• [AIM]: Transcribe each of the records below exactly, excluding all pictures.

• [ENTRIES PROVIDED]:
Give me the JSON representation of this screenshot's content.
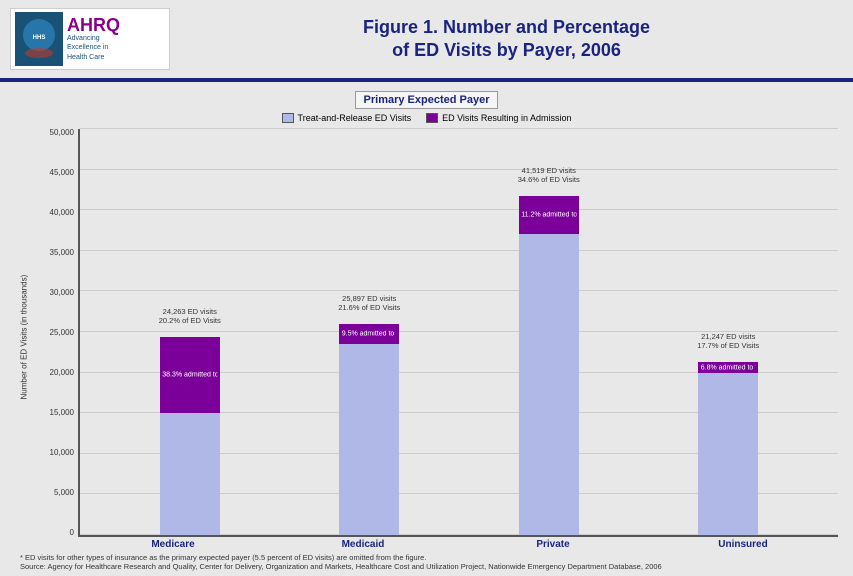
{
  "header": {
    "title_line1": "Figure 1. Number and Percentage",
    "title_line2": "of ED Visits by Payer, 2006"
  },
  "ahrq": {
    "name": "AHRQ",
    "subtitle_line1": "Advancing",
    "subtitle_line2": "Excellence in",
    "subtitle_line3": "Health Care"
  },
  "chart": {
    "primary_payer_label": "Primary Expected Payer",
    "legend": [
      {
        "label": "Treat-and-Release ED Visits",
        "color": "#b0b8e8"
      },
      {
        "label": "ED Visits Resulting in Admission",
        "color": "#7b0099"
      }
    ],
    "y_axis_label": "Number of ED Visits (in thousands)",
    "y_ticks": [
      "50,000",
      "45,000",
      "40,000",
      "35,000",
      "30,000",
      "25,000",
      "20,000",
      "15,000",
      "10,000",
      "5,000",
      "0"
    ],
    "bars": [
      {
        "label": "Medicare",
        "total_label": "24,263 ED visits",
        "pct_label": "20.2% of ED Visits",
        "admit_pct": "38.3%",
        "admit_text": "admitted to the hospital",
        "total_height_pct": 48.5,
        "admit_height_pct": 18.6
      },
      {
        "label": "Medicaid",
        "total_label": "25,897 ED visits",
        "pct_label": "21.6% of ED Visits",
        "admit_pct": "9.5%",
        "admit_text": "admitted to the hospital",
        "total_height_pct": 51.8,
        "admit_height_pct": 4.9
      },
      {
        "label": "Private",
        "total_label": "41,519 ED visits",
        "pct_label": "34.6% of ED Visits",
        "admit_pct": "11.2%",
        "admit_text": "admitted to the hospital",
        "total_height_pct": 83.0,
        "admit_height_pct": 9.3
      },
      {
        "label": "Uninsured",
        "total_label": "21,247 ED visits",
        "pct_label": "17.7% of ED Visits",
        "admit_pct": "6.8%",
        "admit_text": "admitted to the hospital",
        "total_height_pct": 42.5,
        "admit_height_pct": 2.9
      }
    ],
    "footnote1": "* ED visits for other types of insurance as the primary expected payer (5.5 percent of ED visits) are omitted from the figure.",
    "footnote2": "Source: Agency for Healthcare Research and Quality, Center for Delivery, Organization and Markets, Healthcare Cost and Utilization Project, Nationwide Emergency Department Database, 2006"
  }
}
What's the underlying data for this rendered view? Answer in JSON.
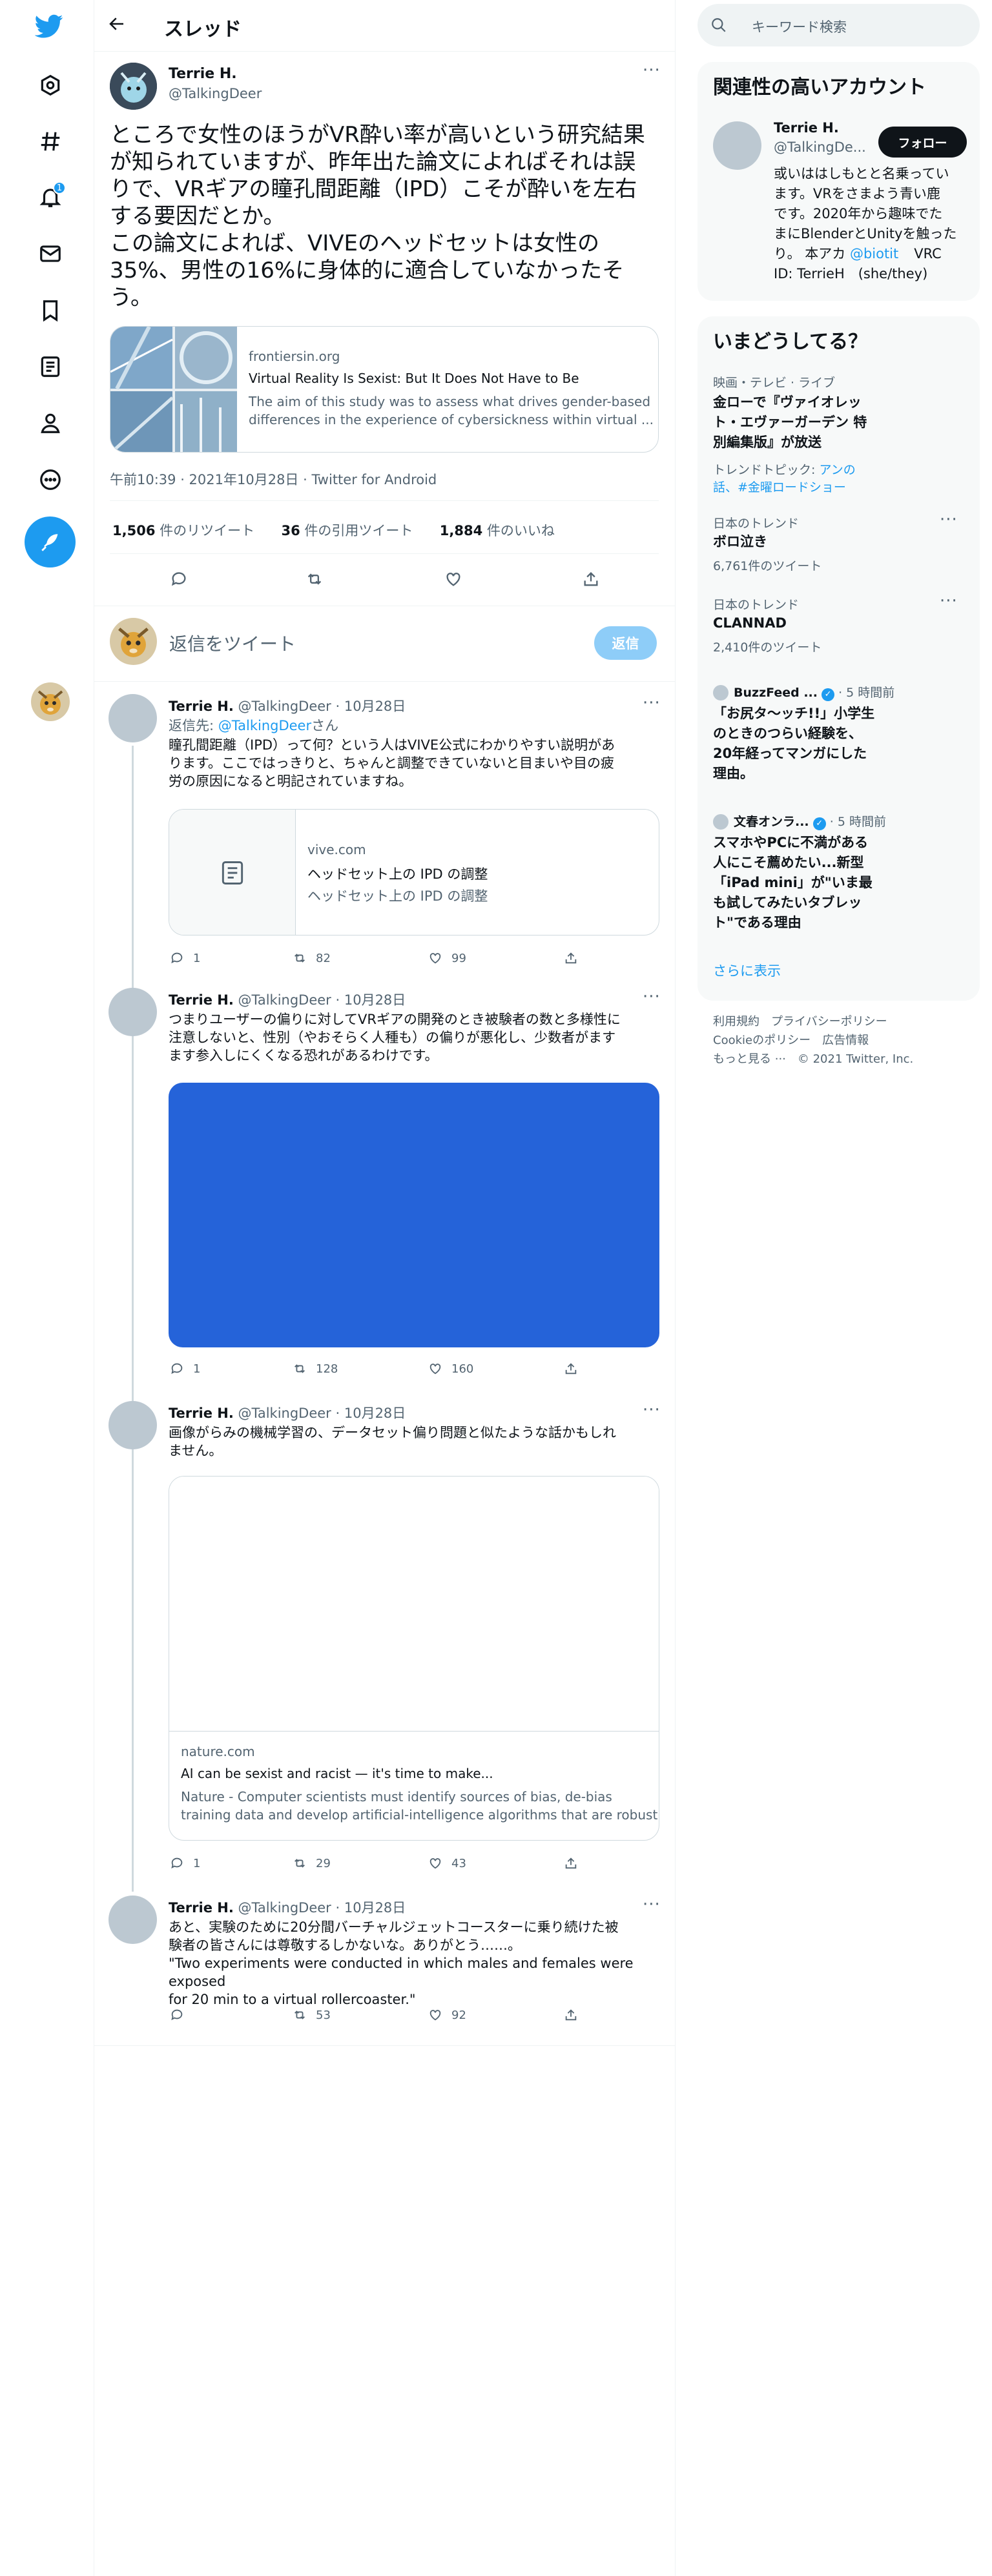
{
  "header": {
    "title": "スレッド"
  },
  "search": {
    "placeholder": "キーワード検索"
  },
  "nav": {
    "notification_badge": "1"
  },
  "main_tweet": {
    "name": "Terrie H.",
    "handle": "@TalkingDeer",
    "text_lines": [
      "ところで女性のほうがVR酔い率が高いという研究結果",
      "が知られていますが、昨年出た論文によればそれは誤",
      "りで、VRギアの瞳孔間距離（IPD）こそが酔いを左右",
      "する要因だとか。",
      "この論文によれば、VIVEのヘッドセットは女性の",
      "35%、男性の16%に身体的に適合していなかったそ",
      "う。"
    ],
    "card": {
      "domain": "frontiersin.org",
      "title": "Virtual Reality Is Sexist: But It Does Not Have to Be",
      "desc_lines": [
        "The aim of this study was to assess what drives gender-based",
        "differences in the experience of cybersickness within virtual ..."
      ]
    },
    "timestamp": "午前10:39 · 2021年10月28日 · Twitter for Android",
    "retweets": "1,506",
    "retweets_label": "件のリツイート",
    "quotes": "36",
    "quotes_label": "件の引用ツイート",
    "likes": "1,884",
    "likes_label": "件のいいね"
  },
  "reply_box": {
    "placeholder": "返信をツイート",
    "button": "返信"
  },
  "replies": [
    {
      "name": "Terrie H.",
      "meta": "@TalkingDeer · 10月28日",
      "replying_prefix": "返信先: ",
      "replying_handle": "@TalkingDeer",
      "replying_suffix": "さん",
      "text_lines": [
        "瞳孔間距離（IPD）って何？という人はVIVE公式にわかりやすい説明があ",
        "ります。ここではっきりと、ちゃんと調整できていないと目まいや目の疲",
        "労の原因になると明記されていますね。"
      ],
      "card": {
        "domain": "vive.com",
        "title": "ヘッドセット上の IPD の調整",
        "desc": "ヘッドセット上の IPD の調整"
      },
      "reply_count": "1",
      "retweet_count": "82",
      "like_count": "99"
    },
    {
      "name": "Terrie H.",
      "meta": "@TalkingDeer · 10月28日",
      "text_lines": [
        "つまりユーザーの偏りに対してVRギアの開発のとき被験者の数と多様性に",
        "注意しないと、性別（やおそらく人種も）の偏りが悪化し、少数者がます",
        "ます参入しにくくなる恐れがあるわけです。"
      ],
      "image_color": "#2563d9",
      "reply_count": "1",
      "retweet_count": "128",
      "like_count": "160"
    },
    {
      "name": "Terrie H.",
      "meta": "@TalkingDeer · 10月28日",
      "text_lines": [
        "画像がらみの機械学習の、データセット偏り問題と似たような話かもしれ",
        "ません。"
      ],
      "card": {
        "domain": "nature.com",
        "title": "AI can be sexist and racist — it's time to make...",
        "desc_lines": [
          "Nature - Computer scientists must identify sources of bias, de-bias",
          "training data and develop artificial-intelligence algorithms that are robust..."
        ]
      },
      "reply_count": "1",
      "retweet_count": "29",
      "like_count": "43"
    },
    {
      "name": "Terrie H.",
      "meta": "@TalkingDeer · 10月28日",
      "text_lines": [
        "あと、実験のために20分間バーチャルジェットコースターに乗り続けた被",
        "験者の皆さんには尊敬するしかないな。ありがとう……。",
        "\"Two experiments were conducted in which males and females were exposed",
        "for 20 min to a virtual rollercoaster.\""
      ],
      "reply_count": "",
      "retweet_count": "53",
      "like_count": "92"
    }
  ],
  "sidebar": {
    "related_title": "関連性の高いアカウント",
    "account": {
      "name": "Terrie H.",
      "handle": "@TalkingDe...",
      "follow": "フォロー",
      "bio_lines": [
        "或いははしもとと名乗ってい",
        "ます。VRをさまよう青い鹿",
        "です。2020年から趣味でた",
        "まにBlenderとUnityを触った",
        "り。 本アカ "
      ],
      "bio_link": "@biotit",
      "bio_tail": "VRC",
      "bio_last": "ID: TerrieH　(she/they)"
    },
    "trends_title": "いまどうしてる？",
    "trends": [
      {
        "category": "映画・テレビ · ライブ",
        "title_lines": [
          "金ローで『ヴァイオレッ",
          "ト・エヴァーガーデン 特",
          "別編集版』が放送"
        ],
        "topic_prefix": "トレンドトピック: ",
        "topic_lines": [
          "アンの",
          "話、#金曜ロードショー"
        ]
      },
      {
        "category": "日本のトレンド",
        "title": "ボロ泣き",
        "count": "6,761件のツイート"
      },
      {
        "category": "日本のトレンド",
        "title": "CLANNAD",
        "count": "2,410件のツイート"
      },
      {
        "source": "BuzzFeed ...",
        "time": "· 5 時間前",
        "title_lines": [
          "「お尻タ〜ッチ!!」小学生",
          "のときのつらい経験を、",
          "20年経ってマンガにした",
          "理由。"
        ]
      },
      {
        "source": "文春オンラ...",
        "time": "· 5 時間前",
        "title_lines": [
          "スマホやPCに不満がある",
          "人にこそ薦めたい...新型",
          "「iPad mini」が\"いま最",
          "も試してみたいタブレッ",
          "ト\"である理由"
        ]
      }
    ],
    "show_more": "さらに表示",
    "footer_lines": [
      "利用規約　プライバシーポリシー",
      "Cookieのポリシー　広告情報",
      "もっと見る ···　© 2021 Twitter, Inc."
    ]
  },
  "colors": {
    "accent": "#1d9bf0",
    "dark": "#0f1419",
    "gray": "#536471",
    "image_blue": "#2563d9"
  }
}
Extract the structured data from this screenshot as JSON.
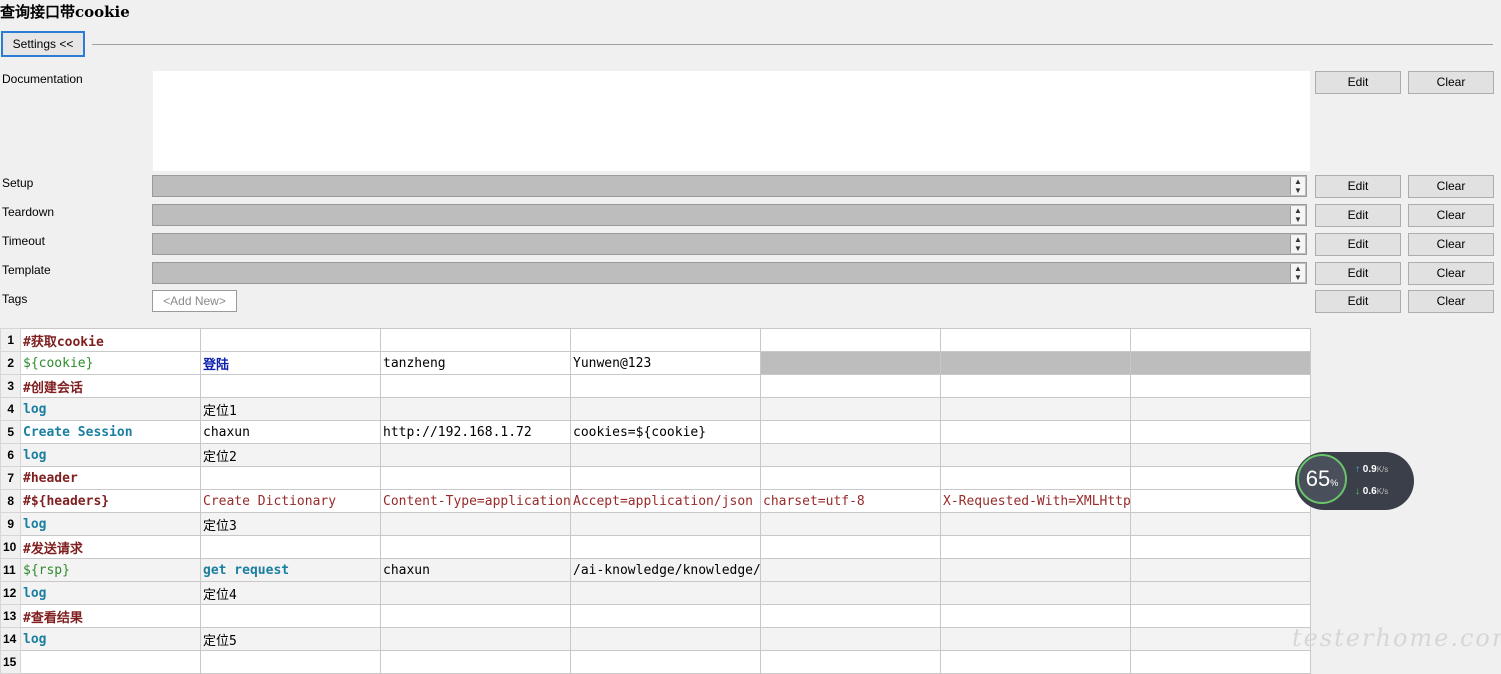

• [ANSWER TO THIS EXERCISE]:
Give me the JSON representation of this screenshot's content.
{
  "header": {
    "title_line1": "Figure 1. Number and Percentage",
    "title_line2": "of ED Visits by Payer, 2006"
  },
  "ahrq": {
    "name": "AHRQ",
    "subtitle_line1": "Advancing",
    "subtitle_line2": "Excellence in",
    "subtitle_line3": "Health Care"
  },
  "chart": {
    "primary_payer_label": "Primary Expected Payer",
    "legend": [
      {
        "label": "Treat-and-Release ED Visits",
        "color": "#b0b8e8"
      },
      {
        "label": "ED Visits Resulting in Admission",
        "color": "#7b0099"
      }
    ],
    "y_axis_label": "Number of ED Visits (in thousands)",
    "y_ticks": [
      "50,000",
      "45,000",
      "40,000",
      "35,000",
      "30,000",
      "25,000",
      "20,000",
      "15,000",
      "10,000",
      "5,000",
      "0"
    ],
    "bars": [
      {
        "label": "Medicare",
        "total_label": "24,263 ED visits",
        "pct_label": "20.2% of ED Visits",
        "admit_pct": "38.3%",
        "admit_text": "admitted to the hospital",
        "total_height_pct": 48.5,
        "admit_height_pct": 18.6
      },
      {
        "label": "Medicaid",
        "total_label": "25,897 ED visits",
        "pct_label": "21.6% of ED Visits",
        "admit_pct": "9.5%",
        "admit_text": "admitted to the hospital",
        "total_height_pct": 51.8,
        "admit_height_pct": 4.9
      },
      {
        "label": "Private",
        "total_label": "41,519 ED visits",
        "pct_label": "34.6% of ED Visits",
        "admit_pct": "11.2%",
        "admit_text": "admitted to the hospital",
        "total_height_pct": 83.0,
        "admit_height_pct": 9.3
      },
      {
        "label": "Uninsured",
        "total_label": "21,247 ED visits",
        "pct_label": "17.7% of ED Visits",
        "admit_pct": "6.8%",
        "admit_text": "admitted to the hospital",
        "total_height_pct": 42.5,
        "admit_height_pct": 2.9
      }
    ],
    "footnote1": "* ED visits for other types of insurance as the primary expected payer (5.5 percent of ED visits) are omitted from the figure.",
    "footnote2": "Source: Agency for Healthcare Research and Quality, Center for Delivery, Organization and Markets, Healthcare Cost and Utilization Project, Nationwide Emergency Department Database, 2006"
  }
}
What's the underlying data for this rendered view? Answer in JSON.
{
  "header": {
    "title": "スレッド"
  },
  "search": {
    "placeholder": "キーワード検索"
  },
  "nav": {
    "notification_badge": "1"
  },
  "main_tweet": {
    "name": "Terrie H.",
    "handle": "@TalkingDeer",
    "text_lines": [
      "ところで女性のほうがVR酔い率が高いという研究結果",
      "が知られていますが、昨年出た論文によればそれは誤",
      "りで、VRギアの瞳孔間距離（IPD）こそが酔いを左右",
      "する要因だとか。",
      "この論文によれば、VIVEのヘッドセットは女性の",
      "35%、男性の16%に身体的に適合していなかったそ",
      "う。"
    ],
    "card": {
      "domain": "frontiersin.org",
      "title": "Virtual Reality Is Sexist: But It Does Not Have to Be",
      "desc_lines": [
        "The aim of this study was to assess what drives gender-based",
        "differences in the experience of cybersickness within virtual ..."
      ]
    },
    "timestamp": "午前10:39 · 2021年10月28日 · Twitter for Android",
    "retweets": "1,506",
    "retweets_label": "件のリツイート",
    "quotes": "36",
    "quotes_label": "件の引用ツイート",
    "likes": "1,884",
    "likes_label": "件のいいね"
  },
  "reply_box": {
    "placeholder": "返信をツイート",
    "button": "返信"
  },
  "replies": [
    {
      "name": "Terrie H.",
      "meta": "@TalkingDeer · 10月28日",
      "replying_prefix": "返信先: ",
      "replying_handle": "@TalkingDeer",
      "replying_suffix": "さん",
      "text_lines": [
        "瞳孔間距離（IPD）って何？という人はVIVE公式にわかりやすい説明があ",
        "ります。ここではっきりと、ちゃんと調整できていないと目まいや目の疲",
        "労の原因になると明記されていますね。"
      ],
      "card": {
        "domain": "vive.com",
        "title": "ヘッドセット上の IPD の調整",
        "desc": "ヘッドセット上の IPD の調整"
      },
      "reply_count": "1",
      "retweet_count": "82",
      "like_count": "99"
    },
    {
      "name": "Terrie H.",
      "meta": "@TalkingDeer · 10月28日",
      "text_lines": [
        "つまりユーザーの偏りに対してVRギアの開発のとき被験者の数と多様性に",
        "注意しないと、性別（やおそらく人種も）の偏りが悪化し、少数者がます",
        "ます参入しにくくなる恐れがあるわけです。"
      ],
      "image_color": "#2563d9",
      "reply_count": "1",
      "retweet_count": "128",
      "like_count": "160"
    },
    {
      "name": "Terrie H.",
      "meta": "@TalkingDeer · 10月28日",
      "text_lines": [
        "画像がらみの機械学習の、データセット偏り問題と似たような話かもしれ",
        "ません。"
      ],
      "card": {
        "domain": "nature.com",
        "title": "AI can be sexist and racist — it's time to make...",
        "desc_lines": [
          "Nature - Computer scientists must identify sources of bias, de-bias",
          "training data and develop artificial-intelligence algorithms that are robust..."
        ]
      },
      "reply_count": "1",
      "retweet_count": "29",
      "like_count": "43"
    },
    {
      "name": "Terrie H.",
      "meta": "@TalkingDeer · 10月28日",
      "text_lines": [
        "あと、実験のために20分間バーチャルジェットコースターに乗り続けた被",
        "験者の皆さんには尊敬するしかないな。ありがとう……。",
        "\"Two experiments were conducted in which males and females were exposed",
        "for 20 min to a virtual rollercoaster.\""
      ],
      "reply_count": "",
      "retweet_count": "53",
      "like_count": "92"
    }
  ],
  "sidebar": {
    "related_title": "関連性の高いアカウント",
    "account": {
      "name": "Terrie H.",
      "handle": "@TalkingDe...",
      "follow": "フォロー",
      "bio_lines": [
        "或いははしもとと名乗ってい",
        "ます。VRをさまよう青い鹿",
        "です。2020年から趣味でた",
        "まにBlenderとUnityを触った",
        "り。 本アカ "
      ],
      "bio_link": "@biotit",
      "bio_tail": "VRC",
      "bio_last": "ID: TerrieH　(she/they)"
    },
    "trends_title": "いまどうしてる？",
    "trends": [
      {
        "category": "映画・テレビ · ライブ",
        "title_lines": [
          "金ローで『ヴァイオレッ",
          "ト・エヴァーガーデン 特",
          "別編集版』が放送"
        ],
        "topic_prefix": "トレンドトピック: ",
        "topic_lines": [
          "アンの",
          "話、#金曜ロードショー"
        ]
      },
      {
        "category": "日本のトレンド",
        "title": "ボロ泣き",
        "count": "6,761件のツイート"
      },
      {
        "category": "日本のトレンド",
        "title": "CLANNAD",
        "count": "2,410件のツイート"
      },
      {
        "source": "BuzzFeed ...",
        "time": "· 5 時間前",
        "title_lines": [
          "「お尻タ〜ッチ!!」小学生",
          "のときのつらい経験を、",
          "20年経ってマンガにした",
          "理由。"
        ]
      },
      {
        "source": "文春オンラ...",
        "time": "· 5 時間前",
        "title_lines": [
          "スマホやPCに不満がある",
          "人にこそ薦めたい...新型",
          "「iPad mini」が\"いま最",
          "も試してみたいタブレッ",
          "ト\"である理由"
        ]
      }
    ],
    "show_more": "さらに表示",
    "footer_lines": [
      "利用規約　プライバシーポリシー",
      "Cookieのポリシー　広告情報",
      "もっと見る ···　© 2021 Twitter, Inc."
    ]
  },
  "colors": {
    "accent": "#1d9bf0",
    "dark": "#0f1419",
    "gray": "#536471",
    "image_blue": "#2563d9"
  }
}
Extract the structured data from this screenshot as JSON.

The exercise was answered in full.